--- START ---

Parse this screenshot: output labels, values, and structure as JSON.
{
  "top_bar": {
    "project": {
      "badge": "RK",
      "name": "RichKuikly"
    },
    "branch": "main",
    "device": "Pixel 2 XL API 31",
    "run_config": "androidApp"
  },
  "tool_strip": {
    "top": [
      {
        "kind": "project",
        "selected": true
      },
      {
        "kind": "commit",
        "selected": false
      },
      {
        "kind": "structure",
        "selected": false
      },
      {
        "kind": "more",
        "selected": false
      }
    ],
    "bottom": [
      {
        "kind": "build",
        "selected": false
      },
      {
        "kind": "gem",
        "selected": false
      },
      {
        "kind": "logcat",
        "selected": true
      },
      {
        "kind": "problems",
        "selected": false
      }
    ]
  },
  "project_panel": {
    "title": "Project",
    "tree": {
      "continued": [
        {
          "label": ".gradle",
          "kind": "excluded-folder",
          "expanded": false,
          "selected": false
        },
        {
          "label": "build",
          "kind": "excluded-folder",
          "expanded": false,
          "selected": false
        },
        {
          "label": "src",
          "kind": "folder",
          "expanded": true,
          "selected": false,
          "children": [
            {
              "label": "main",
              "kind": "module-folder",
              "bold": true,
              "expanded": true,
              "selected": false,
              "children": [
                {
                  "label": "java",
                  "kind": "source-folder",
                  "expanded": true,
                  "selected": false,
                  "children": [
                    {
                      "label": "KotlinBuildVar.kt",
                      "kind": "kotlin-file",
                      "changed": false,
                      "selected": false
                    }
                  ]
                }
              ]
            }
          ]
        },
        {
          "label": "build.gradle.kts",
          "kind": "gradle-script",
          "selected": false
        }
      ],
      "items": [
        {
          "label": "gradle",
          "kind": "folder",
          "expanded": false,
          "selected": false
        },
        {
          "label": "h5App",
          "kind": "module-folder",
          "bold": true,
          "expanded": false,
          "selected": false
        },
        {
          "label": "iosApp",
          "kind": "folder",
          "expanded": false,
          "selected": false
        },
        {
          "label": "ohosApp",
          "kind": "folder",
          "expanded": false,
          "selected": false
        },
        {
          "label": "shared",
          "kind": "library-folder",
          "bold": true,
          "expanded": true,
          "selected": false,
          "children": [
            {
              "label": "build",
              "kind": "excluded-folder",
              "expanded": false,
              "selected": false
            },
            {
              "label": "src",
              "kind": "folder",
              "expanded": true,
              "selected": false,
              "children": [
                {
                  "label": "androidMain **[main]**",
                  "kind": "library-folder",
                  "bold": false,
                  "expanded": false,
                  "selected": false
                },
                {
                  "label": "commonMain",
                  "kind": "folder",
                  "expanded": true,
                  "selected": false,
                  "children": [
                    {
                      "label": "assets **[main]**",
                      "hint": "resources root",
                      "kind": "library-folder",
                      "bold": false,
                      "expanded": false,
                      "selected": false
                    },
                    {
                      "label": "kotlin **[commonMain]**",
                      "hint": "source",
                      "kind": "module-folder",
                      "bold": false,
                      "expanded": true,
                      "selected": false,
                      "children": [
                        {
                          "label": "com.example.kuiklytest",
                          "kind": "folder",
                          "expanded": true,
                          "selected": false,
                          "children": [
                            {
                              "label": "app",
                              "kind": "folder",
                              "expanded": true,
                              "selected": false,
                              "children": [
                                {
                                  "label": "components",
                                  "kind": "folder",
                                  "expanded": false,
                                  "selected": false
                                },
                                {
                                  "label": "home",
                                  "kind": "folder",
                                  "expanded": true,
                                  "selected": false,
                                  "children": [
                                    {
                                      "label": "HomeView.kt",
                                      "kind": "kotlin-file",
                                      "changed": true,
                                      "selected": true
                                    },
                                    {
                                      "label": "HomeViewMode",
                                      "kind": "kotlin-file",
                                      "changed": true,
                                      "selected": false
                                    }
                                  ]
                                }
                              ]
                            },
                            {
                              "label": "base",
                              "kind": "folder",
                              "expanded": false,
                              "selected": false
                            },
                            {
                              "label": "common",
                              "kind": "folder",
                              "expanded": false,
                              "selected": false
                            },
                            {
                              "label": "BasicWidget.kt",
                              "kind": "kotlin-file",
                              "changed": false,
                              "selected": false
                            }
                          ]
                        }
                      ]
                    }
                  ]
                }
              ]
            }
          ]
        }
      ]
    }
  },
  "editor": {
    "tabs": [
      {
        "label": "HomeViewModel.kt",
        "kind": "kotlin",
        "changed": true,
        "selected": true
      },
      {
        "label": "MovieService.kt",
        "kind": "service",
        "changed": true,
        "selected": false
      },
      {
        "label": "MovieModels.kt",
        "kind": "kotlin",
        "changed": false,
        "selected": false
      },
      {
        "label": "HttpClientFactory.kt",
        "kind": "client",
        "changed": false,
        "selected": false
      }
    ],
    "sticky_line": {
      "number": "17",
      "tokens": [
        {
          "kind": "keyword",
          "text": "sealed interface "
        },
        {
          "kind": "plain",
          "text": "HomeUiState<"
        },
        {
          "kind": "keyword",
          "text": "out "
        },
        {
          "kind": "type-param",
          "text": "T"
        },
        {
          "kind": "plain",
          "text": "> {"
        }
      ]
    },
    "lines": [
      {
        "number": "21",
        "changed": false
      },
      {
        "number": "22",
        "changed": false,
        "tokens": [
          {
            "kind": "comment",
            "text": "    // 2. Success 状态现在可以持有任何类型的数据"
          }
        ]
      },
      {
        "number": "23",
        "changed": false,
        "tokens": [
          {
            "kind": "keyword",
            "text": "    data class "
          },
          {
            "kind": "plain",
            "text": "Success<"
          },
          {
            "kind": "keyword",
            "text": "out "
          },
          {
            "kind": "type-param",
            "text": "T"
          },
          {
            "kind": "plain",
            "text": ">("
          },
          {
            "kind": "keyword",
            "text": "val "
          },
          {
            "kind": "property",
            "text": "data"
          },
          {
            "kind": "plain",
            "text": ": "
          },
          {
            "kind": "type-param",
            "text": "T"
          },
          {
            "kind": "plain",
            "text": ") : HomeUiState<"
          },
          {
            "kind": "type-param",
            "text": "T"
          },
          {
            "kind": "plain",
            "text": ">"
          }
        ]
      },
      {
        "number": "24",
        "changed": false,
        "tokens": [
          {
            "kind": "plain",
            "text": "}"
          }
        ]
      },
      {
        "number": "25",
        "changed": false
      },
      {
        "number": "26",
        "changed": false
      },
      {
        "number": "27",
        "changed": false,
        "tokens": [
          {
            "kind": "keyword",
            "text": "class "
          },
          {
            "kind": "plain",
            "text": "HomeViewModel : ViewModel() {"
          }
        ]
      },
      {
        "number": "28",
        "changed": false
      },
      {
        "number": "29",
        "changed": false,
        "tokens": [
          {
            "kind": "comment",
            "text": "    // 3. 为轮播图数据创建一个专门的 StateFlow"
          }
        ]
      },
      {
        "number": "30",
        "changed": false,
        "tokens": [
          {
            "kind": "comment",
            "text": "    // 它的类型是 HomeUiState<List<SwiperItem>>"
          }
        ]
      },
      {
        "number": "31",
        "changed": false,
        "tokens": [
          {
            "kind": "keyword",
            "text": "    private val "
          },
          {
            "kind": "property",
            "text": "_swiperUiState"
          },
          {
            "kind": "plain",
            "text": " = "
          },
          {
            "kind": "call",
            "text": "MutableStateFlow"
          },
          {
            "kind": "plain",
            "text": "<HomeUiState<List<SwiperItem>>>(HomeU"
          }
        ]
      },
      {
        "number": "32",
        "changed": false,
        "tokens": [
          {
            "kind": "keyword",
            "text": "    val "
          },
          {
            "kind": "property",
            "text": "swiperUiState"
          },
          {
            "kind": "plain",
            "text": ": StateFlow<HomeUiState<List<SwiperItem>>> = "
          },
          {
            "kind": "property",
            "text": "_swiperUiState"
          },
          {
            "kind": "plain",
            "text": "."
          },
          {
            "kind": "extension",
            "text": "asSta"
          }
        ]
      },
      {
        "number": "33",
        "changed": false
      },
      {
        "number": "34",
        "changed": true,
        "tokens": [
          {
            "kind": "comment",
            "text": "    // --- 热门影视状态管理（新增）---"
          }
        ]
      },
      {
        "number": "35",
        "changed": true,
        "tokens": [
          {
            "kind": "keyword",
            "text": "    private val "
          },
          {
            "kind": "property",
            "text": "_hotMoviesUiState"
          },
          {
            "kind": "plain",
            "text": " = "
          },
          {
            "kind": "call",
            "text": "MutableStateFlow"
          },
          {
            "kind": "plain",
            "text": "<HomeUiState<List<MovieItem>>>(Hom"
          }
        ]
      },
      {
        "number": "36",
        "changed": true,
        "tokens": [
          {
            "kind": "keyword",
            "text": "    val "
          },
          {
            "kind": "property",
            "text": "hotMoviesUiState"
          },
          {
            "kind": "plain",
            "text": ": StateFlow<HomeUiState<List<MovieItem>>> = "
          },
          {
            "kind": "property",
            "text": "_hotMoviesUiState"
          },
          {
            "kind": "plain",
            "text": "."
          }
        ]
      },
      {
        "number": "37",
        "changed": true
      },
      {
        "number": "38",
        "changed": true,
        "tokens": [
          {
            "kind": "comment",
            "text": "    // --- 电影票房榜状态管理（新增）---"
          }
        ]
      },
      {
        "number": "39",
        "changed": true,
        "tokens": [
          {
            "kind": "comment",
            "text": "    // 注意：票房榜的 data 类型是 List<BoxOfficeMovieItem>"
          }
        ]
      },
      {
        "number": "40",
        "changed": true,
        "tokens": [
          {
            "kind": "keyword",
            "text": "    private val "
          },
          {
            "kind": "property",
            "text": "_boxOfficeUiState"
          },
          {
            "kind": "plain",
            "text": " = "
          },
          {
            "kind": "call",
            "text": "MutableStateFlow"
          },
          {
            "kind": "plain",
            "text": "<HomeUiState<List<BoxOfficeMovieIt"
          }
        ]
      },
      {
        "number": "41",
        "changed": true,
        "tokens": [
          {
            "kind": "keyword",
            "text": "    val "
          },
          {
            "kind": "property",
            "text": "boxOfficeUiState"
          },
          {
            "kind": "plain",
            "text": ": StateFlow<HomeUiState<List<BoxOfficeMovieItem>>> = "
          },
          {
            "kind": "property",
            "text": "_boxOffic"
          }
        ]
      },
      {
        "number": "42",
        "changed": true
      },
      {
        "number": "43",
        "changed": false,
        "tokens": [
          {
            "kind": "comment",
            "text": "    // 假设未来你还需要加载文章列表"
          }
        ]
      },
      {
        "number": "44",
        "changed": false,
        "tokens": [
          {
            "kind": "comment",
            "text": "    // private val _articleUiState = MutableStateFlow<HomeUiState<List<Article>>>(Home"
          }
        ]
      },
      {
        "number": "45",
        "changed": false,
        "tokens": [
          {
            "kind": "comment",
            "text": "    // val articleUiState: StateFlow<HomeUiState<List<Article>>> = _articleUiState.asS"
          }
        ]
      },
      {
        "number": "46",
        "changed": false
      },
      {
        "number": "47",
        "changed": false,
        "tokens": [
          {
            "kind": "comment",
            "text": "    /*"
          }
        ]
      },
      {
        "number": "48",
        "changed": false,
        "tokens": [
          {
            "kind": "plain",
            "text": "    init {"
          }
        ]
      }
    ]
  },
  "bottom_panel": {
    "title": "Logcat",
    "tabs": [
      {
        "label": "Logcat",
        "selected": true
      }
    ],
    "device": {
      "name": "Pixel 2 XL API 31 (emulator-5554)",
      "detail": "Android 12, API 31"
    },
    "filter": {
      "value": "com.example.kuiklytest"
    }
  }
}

--- END ---

Gather all lines with the string "children" from the data.

          "children": [
              "children": [
                  "children": [
          "children": [
              "children": [
                  "children": [
                      "children": [
                          "children": [
                              "children": [
                                  "children": [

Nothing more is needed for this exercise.